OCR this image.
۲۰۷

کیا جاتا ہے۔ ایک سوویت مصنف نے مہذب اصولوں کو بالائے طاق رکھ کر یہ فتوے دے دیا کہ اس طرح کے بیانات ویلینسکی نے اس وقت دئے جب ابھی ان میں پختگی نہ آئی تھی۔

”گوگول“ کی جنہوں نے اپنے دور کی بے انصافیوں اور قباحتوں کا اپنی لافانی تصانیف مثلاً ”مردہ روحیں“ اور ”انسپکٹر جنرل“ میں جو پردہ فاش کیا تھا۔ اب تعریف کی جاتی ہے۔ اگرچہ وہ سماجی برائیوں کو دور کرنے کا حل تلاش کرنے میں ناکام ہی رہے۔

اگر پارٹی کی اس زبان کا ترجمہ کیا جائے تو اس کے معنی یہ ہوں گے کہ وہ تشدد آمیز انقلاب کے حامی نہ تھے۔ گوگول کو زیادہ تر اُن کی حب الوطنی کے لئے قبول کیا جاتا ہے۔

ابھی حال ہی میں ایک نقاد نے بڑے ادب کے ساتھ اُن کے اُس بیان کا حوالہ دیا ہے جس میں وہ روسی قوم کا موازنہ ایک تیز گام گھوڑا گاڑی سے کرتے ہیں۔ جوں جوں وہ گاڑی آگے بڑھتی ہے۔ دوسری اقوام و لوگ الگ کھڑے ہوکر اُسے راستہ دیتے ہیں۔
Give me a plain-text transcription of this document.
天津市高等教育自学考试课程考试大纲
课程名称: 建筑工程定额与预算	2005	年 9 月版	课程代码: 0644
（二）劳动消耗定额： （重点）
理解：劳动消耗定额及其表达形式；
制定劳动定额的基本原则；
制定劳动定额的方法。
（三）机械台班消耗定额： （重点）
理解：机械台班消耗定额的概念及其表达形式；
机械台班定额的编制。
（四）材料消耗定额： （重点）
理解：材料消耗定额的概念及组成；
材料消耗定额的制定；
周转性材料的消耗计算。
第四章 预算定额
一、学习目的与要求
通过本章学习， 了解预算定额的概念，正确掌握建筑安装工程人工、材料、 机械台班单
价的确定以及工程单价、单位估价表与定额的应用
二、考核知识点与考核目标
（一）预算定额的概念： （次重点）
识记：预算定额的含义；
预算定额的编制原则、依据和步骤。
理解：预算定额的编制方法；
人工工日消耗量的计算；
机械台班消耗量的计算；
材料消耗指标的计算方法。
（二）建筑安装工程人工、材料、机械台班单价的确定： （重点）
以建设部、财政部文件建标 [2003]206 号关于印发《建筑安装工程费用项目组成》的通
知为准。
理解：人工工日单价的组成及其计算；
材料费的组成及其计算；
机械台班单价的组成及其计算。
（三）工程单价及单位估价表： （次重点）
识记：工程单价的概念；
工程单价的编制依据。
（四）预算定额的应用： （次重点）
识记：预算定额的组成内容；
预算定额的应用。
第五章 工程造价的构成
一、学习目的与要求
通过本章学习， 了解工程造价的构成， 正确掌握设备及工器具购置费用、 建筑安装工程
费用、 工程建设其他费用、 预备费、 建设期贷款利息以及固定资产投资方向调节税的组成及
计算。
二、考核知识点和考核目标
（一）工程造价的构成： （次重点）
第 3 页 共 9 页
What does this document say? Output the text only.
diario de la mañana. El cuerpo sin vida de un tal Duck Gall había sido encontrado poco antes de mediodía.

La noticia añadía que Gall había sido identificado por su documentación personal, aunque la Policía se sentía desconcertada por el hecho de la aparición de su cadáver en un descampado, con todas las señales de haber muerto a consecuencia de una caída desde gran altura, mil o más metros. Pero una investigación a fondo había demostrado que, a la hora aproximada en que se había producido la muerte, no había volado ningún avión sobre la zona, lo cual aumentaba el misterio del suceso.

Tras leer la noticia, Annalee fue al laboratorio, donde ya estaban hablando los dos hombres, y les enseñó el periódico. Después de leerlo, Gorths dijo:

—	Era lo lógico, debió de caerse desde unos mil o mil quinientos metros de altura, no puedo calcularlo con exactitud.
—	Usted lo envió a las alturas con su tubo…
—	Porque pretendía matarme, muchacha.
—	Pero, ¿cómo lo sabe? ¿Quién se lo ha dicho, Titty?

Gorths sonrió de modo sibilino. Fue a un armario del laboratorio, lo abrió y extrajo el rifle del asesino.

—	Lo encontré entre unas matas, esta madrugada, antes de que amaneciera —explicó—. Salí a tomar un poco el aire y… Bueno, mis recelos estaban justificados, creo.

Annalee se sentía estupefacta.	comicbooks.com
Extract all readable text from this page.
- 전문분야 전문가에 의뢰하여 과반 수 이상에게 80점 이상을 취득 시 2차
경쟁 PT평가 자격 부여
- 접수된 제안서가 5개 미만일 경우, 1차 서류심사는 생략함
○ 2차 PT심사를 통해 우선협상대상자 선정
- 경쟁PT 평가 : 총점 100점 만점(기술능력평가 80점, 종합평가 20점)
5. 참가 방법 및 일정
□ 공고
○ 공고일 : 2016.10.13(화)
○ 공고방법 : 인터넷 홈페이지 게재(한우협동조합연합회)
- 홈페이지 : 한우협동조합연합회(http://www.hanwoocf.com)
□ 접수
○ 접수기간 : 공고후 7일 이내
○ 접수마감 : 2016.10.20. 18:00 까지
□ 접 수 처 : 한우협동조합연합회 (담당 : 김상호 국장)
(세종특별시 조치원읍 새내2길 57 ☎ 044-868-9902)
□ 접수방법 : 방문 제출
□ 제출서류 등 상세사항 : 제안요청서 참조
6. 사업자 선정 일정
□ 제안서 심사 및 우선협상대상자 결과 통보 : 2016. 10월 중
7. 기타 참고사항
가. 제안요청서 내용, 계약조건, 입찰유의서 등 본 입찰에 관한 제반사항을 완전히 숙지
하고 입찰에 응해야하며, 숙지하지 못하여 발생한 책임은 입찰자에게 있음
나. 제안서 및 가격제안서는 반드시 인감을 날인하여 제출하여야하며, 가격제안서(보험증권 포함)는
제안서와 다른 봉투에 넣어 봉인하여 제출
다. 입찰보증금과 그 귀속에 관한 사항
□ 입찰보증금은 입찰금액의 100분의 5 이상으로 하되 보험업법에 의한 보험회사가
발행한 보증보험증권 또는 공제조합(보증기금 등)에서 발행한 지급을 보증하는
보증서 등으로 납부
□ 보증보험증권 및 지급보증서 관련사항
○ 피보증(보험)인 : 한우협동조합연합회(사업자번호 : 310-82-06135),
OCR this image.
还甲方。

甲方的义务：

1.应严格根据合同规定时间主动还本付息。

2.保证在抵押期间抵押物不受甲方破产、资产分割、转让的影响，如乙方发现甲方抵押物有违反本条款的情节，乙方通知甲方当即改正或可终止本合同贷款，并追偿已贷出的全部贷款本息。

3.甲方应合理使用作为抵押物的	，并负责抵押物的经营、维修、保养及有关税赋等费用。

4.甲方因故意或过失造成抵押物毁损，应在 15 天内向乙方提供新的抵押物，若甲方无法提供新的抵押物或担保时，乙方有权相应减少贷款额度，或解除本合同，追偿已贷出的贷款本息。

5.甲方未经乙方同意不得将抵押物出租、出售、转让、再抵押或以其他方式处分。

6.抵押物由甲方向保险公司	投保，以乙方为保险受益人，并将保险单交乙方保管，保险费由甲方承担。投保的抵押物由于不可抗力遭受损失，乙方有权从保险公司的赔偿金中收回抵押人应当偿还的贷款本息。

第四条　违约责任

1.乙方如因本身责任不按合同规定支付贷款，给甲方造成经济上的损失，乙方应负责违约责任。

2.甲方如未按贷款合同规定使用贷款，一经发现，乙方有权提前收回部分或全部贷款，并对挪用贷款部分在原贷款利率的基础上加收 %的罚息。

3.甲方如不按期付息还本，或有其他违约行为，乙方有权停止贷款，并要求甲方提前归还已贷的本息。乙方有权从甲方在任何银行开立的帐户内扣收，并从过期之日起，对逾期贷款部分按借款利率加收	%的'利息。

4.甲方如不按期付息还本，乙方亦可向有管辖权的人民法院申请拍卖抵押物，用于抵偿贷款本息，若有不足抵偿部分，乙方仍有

[What you need to do]: From the records, copy every line that has the string "우선협상대상자" in it.

[Task output]:
○ 2차 PT심사를 통해 우선협상대상자 선정
□ 제안서 심사 및 우선협상대상자 결과 통보 : 2016. 10월 중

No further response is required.